### Directive
Scan the records for the word "extensions". Copy each line that includes it.
─── The input
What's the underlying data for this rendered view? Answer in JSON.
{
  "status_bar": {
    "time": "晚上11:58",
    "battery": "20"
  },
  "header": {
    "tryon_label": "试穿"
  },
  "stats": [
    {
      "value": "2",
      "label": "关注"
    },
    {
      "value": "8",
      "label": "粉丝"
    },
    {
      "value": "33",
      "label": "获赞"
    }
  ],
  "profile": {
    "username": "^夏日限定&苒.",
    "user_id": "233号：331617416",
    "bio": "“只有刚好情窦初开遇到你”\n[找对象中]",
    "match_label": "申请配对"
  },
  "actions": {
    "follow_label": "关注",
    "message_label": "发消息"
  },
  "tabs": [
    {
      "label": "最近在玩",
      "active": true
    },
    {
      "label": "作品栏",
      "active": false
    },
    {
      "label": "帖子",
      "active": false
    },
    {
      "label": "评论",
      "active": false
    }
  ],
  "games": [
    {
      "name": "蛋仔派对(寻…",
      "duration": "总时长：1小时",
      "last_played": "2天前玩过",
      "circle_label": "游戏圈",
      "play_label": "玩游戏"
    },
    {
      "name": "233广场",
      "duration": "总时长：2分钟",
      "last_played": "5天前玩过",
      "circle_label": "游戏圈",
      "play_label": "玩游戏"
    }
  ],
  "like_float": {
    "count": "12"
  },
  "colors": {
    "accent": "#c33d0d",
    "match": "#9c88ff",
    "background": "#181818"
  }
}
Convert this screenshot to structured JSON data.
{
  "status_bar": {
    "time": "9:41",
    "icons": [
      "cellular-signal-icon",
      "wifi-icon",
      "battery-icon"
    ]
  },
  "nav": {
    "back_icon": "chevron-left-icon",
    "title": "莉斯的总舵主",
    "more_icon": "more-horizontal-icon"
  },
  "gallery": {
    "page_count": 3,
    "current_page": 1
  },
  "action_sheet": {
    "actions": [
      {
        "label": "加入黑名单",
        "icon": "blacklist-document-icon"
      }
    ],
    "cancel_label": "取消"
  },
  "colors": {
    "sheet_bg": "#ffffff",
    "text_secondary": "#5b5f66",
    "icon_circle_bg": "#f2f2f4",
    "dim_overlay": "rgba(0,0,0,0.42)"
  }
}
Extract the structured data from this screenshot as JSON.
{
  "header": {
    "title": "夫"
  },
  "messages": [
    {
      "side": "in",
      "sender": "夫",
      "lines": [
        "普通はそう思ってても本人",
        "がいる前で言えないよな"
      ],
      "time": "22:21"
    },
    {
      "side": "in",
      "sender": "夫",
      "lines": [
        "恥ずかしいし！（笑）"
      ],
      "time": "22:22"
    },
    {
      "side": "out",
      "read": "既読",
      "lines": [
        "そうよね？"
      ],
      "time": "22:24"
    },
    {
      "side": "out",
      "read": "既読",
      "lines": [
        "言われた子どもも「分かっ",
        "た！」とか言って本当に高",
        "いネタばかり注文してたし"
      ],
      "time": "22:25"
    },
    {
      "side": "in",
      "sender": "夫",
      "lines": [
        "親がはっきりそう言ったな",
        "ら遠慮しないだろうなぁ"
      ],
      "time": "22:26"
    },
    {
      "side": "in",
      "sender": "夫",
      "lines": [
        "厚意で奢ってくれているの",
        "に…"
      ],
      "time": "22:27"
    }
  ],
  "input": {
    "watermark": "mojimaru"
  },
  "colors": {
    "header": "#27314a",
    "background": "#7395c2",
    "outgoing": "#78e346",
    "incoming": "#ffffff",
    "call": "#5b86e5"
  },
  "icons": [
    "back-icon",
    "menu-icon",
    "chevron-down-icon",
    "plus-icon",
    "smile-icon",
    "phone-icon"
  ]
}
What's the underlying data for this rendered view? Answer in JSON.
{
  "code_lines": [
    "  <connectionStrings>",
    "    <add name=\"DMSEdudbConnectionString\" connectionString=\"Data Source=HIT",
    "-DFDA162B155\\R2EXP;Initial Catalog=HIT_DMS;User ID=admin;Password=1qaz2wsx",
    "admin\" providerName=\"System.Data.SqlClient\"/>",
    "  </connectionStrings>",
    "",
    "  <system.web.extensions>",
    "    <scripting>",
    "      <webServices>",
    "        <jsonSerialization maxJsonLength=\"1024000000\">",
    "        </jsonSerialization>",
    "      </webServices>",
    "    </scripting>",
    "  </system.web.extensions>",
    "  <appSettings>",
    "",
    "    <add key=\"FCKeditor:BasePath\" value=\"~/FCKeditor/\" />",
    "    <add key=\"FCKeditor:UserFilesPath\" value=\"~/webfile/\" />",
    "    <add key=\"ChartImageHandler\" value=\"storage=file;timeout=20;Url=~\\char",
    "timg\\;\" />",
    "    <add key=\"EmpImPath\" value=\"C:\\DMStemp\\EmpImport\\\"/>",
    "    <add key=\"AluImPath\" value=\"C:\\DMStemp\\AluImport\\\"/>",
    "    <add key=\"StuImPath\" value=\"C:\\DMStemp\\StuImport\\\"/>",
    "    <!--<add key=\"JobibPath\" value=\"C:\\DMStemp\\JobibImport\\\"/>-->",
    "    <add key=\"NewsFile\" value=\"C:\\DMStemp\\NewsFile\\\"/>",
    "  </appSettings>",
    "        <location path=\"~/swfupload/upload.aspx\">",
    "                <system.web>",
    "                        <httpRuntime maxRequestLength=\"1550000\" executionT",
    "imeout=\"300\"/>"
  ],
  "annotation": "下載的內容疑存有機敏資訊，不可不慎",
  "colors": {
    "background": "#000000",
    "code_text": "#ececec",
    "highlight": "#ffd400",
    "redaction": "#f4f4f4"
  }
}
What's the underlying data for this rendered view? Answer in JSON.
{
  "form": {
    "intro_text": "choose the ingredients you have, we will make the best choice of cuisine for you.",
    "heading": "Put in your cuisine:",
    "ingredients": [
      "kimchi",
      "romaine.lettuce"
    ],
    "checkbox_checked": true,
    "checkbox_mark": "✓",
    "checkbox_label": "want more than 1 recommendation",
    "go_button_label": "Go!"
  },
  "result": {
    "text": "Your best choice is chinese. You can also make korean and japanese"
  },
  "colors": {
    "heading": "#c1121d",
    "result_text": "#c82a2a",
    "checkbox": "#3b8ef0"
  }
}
──────
### Answer for the task
    "  <system.web.extensions>",
    "  </system.web.extensions>",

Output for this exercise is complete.